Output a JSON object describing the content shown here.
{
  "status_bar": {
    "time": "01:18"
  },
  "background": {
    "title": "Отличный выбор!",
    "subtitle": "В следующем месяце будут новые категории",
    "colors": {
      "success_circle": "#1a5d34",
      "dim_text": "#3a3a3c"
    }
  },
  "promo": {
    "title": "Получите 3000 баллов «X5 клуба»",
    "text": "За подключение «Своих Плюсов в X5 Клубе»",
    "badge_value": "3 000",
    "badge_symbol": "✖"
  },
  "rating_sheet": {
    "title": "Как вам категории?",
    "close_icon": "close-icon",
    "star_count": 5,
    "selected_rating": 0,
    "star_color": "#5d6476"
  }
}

********

Short problem: Pick out each line that holds the string "категории".

Answer to this exercise:
    "subtitle": "В следующем месяце будут новые категории",
    "title": "Как вам категории?",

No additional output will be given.